REQUIREMENT: Tally the lines that hold the string "filled", and reply with the count alone.

Extracts from a graphics dataset:
--*--
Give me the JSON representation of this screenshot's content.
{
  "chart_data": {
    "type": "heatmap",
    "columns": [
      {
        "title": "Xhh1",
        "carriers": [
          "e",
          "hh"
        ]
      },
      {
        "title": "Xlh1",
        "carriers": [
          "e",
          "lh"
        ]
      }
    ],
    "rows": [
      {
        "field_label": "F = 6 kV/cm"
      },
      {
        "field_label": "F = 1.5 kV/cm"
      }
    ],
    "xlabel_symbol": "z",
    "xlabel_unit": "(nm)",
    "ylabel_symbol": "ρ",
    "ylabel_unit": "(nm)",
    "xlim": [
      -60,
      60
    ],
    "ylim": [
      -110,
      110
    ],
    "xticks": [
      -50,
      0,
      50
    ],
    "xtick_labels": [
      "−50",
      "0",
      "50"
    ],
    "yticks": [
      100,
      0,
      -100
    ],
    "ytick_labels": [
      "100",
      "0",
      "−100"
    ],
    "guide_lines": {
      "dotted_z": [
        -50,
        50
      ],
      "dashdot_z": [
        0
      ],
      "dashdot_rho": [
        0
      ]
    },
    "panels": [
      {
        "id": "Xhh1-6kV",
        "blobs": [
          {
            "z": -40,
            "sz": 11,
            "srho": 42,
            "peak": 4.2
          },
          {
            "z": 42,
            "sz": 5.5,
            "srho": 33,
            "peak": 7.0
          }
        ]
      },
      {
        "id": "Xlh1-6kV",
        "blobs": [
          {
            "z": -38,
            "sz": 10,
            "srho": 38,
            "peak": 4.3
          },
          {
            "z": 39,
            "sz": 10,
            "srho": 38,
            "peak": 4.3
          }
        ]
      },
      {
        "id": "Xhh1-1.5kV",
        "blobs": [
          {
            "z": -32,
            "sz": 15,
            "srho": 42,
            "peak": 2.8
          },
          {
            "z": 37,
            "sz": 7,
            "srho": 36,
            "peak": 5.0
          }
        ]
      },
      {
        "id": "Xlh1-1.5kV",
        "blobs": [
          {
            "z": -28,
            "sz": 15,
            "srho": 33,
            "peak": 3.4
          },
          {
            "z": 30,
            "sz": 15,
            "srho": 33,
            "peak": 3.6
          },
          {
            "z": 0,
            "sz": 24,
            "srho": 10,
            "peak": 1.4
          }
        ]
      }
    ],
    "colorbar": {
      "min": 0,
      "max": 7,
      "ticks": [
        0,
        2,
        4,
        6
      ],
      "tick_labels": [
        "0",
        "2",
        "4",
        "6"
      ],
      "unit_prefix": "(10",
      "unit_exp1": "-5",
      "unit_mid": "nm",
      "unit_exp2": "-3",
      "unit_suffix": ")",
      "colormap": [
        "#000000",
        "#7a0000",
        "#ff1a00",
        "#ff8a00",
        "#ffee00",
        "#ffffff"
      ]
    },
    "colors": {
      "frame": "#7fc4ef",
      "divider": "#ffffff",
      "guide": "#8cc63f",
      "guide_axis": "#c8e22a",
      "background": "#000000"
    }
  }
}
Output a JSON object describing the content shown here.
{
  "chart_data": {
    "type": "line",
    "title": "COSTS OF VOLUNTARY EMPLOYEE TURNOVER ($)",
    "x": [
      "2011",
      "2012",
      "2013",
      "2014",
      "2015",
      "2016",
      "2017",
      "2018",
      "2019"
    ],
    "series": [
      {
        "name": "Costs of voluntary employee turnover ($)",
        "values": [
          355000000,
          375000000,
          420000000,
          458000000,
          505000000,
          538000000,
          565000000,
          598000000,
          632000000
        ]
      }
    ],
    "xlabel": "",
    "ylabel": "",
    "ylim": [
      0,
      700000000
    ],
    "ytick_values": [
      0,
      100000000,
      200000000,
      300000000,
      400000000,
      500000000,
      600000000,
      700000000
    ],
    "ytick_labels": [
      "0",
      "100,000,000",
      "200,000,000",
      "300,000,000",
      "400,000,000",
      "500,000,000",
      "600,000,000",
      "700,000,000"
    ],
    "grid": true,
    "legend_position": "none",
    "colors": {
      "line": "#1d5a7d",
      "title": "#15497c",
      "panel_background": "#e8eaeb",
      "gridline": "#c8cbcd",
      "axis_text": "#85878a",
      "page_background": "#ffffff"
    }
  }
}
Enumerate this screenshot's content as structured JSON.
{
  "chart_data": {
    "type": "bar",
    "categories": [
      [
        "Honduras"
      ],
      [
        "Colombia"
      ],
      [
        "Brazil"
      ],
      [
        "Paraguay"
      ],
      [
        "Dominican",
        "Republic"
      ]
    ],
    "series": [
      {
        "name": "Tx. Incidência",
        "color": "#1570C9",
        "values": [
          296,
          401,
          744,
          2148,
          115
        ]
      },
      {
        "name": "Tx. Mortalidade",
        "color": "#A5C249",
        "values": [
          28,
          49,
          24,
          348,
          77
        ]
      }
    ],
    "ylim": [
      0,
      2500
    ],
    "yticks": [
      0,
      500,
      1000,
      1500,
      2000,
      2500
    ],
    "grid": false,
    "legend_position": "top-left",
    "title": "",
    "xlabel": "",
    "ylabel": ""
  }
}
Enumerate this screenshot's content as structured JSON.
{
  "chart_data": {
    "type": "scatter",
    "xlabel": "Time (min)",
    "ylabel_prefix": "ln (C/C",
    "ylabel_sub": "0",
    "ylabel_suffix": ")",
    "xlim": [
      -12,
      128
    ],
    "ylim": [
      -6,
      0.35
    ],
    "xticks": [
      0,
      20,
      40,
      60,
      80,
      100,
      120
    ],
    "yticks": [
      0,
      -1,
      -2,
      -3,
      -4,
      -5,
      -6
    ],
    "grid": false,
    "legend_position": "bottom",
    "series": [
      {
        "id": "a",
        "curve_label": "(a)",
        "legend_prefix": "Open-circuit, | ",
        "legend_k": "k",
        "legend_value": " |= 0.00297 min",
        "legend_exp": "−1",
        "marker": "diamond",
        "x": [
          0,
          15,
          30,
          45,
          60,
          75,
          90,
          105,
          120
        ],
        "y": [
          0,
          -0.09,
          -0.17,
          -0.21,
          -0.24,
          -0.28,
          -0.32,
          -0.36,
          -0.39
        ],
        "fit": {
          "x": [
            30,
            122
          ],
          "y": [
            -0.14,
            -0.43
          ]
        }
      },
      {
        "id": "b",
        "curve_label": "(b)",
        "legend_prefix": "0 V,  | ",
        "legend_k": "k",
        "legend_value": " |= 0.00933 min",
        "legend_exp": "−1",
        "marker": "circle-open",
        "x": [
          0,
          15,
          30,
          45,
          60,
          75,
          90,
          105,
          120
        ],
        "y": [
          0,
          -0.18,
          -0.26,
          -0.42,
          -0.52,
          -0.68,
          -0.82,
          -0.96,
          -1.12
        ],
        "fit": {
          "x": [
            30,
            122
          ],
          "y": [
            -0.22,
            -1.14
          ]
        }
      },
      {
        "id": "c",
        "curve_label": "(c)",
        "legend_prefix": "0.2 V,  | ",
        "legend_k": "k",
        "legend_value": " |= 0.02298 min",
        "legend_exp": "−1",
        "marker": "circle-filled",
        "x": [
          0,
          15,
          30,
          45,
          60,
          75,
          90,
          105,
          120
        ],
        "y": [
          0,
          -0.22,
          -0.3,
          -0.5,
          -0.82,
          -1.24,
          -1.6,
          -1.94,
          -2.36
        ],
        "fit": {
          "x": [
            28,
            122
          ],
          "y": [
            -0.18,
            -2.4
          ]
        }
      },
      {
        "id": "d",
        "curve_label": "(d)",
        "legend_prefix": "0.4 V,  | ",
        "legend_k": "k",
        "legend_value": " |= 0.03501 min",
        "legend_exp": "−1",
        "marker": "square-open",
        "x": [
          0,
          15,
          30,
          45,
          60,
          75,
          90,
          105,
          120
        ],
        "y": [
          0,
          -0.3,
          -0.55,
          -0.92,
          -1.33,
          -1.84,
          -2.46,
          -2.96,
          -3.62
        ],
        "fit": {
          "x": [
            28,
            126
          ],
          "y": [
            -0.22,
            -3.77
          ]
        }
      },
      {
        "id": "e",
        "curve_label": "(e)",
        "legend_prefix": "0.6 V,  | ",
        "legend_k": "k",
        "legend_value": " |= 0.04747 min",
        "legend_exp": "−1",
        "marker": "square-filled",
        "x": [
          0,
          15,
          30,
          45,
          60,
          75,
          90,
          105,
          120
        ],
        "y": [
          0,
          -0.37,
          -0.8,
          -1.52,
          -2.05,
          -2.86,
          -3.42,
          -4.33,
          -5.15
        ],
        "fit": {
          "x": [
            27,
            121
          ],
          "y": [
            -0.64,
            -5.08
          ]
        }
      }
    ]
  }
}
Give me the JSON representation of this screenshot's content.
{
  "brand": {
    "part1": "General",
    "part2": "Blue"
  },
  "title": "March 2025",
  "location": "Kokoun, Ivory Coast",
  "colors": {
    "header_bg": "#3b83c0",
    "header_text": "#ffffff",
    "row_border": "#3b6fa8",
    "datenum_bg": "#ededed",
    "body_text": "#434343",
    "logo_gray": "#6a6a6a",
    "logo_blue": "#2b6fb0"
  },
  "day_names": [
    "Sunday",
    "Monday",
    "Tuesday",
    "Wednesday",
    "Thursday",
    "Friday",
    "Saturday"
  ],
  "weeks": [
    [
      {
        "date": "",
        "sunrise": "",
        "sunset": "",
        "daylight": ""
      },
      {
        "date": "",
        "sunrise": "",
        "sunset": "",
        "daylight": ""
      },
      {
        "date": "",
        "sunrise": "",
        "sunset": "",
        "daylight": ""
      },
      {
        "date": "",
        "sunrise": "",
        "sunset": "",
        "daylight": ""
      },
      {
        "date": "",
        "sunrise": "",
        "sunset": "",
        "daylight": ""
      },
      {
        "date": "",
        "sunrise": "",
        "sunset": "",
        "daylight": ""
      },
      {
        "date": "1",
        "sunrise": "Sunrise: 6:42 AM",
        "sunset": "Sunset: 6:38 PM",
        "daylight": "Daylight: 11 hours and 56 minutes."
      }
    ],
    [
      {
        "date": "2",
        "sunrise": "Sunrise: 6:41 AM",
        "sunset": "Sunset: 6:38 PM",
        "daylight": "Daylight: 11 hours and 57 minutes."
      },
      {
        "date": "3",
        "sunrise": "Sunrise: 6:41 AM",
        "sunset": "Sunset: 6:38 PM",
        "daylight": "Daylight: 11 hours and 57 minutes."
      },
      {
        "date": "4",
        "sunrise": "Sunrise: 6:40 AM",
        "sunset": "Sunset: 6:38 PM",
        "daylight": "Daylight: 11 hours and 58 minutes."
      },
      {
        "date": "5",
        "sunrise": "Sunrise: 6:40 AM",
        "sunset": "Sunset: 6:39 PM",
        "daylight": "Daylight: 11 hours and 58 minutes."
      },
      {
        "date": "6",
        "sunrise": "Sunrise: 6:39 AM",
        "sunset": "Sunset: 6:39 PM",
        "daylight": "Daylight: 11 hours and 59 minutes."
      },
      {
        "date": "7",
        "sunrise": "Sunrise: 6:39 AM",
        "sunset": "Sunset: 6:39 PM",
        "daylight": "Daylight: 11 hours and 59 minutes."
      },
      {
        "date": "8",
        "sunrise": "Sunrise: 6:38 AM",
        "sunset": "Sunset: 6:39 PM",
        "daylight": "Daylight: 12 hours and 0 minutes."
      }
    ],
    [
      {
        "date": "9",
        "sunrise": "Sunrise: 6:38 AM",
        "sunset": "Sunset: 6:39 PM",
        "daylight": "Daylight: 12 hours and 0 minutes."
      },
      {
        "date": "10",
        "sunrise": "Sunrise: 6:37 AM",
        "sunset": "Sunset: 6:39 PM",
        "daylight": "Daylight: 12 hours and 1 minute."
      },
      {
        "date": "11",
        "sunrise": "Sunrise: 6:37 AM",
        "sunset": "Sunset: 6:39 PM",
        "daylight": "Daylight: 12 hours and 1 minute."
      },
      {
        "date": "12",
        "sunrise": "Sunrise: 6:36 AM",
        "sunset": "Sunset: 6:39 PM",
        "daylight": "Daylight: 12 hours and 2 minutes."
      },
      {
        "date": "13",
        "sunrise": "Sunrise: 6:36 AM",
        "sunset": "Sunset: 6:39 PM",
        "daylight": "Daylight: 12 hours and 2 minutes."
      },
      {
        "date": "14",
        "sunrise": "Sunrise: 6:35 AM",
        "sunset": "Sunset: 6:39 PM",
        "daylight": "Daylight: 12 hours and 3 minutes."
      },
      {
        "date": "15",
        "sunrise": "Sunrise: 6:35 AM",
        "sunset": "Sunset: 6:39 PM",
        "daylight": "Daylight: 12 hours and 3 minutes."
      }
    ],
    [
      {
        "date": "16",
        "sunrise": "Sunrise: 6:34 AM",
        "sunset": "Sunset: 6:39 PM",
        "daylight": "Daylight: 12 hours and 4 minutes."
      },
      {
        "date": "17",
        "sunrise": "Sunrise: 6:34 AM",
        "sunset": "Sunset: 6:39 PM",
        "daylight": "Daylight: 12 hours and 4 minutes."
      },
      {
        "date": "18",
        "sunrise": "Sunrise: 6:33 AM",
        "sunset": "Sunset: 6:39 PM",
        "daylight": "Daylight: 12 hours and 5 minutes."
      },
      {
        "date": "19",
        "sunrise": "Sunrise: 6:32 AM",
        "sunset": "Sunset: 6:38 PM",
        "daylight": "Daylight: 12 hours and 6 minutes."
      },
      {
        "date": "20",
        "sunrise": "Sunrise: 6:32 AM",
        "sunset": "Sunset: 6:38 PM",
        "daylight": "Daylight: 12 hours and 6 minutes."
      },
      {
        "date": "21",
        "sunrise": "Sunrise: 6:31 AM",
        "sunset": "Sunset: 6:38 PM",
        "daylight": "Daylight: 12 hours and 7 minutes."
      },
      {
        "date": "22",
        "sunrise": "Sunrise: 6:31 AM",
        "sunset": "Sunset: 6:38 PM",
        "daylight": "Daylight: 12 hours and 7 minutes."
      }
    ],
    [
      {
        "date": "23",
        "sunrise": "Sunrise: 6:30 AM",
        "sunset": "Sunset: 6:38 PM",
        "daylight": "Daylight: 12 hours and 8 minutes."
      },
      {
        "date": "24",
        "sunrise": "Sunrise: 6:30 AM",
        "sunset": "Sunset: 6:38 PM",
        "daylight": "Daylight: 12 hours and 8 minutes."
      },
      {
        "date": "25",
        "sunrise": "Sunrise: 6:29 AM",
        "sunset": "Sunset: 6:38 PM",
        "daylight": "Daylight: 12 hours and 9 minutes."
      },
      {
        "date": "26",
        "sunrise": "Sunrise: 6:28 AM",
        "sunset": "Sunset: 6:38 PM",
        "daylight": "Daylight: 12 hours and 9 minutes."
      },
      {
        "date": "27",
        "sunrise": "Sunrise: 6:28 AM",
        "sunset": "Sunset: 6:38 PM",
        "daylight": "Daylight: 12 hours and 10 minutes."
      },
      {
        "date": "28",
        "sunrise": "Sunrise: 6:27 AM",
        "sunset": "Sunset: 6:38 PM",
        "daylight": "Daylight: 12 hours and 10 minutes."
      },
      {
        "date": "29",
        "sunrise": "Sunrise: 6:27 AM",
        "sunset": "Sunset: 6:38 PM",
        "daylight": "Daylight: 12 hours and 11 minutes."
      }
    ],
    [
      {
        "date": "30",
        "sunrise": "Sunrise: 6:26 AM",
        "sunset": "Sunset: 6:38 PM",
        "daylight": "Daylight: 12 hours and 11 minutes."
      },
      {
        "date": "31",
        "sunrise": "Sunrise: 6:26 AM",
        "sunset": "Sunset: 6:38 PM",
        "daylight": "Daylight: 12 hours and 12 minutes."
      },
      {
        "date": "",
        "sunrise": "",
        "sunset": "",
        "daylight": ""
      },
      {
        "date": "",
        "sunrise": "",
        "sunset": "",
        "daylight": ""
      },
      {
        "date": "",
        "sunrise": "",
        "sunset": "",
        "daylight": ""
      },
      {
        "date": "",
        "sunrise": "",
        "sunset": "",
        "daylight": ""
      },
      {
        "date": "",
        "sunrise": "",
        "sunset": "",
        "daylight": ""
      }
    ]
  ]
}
--*--
SOLUTION TO THIS EXERCISE: 2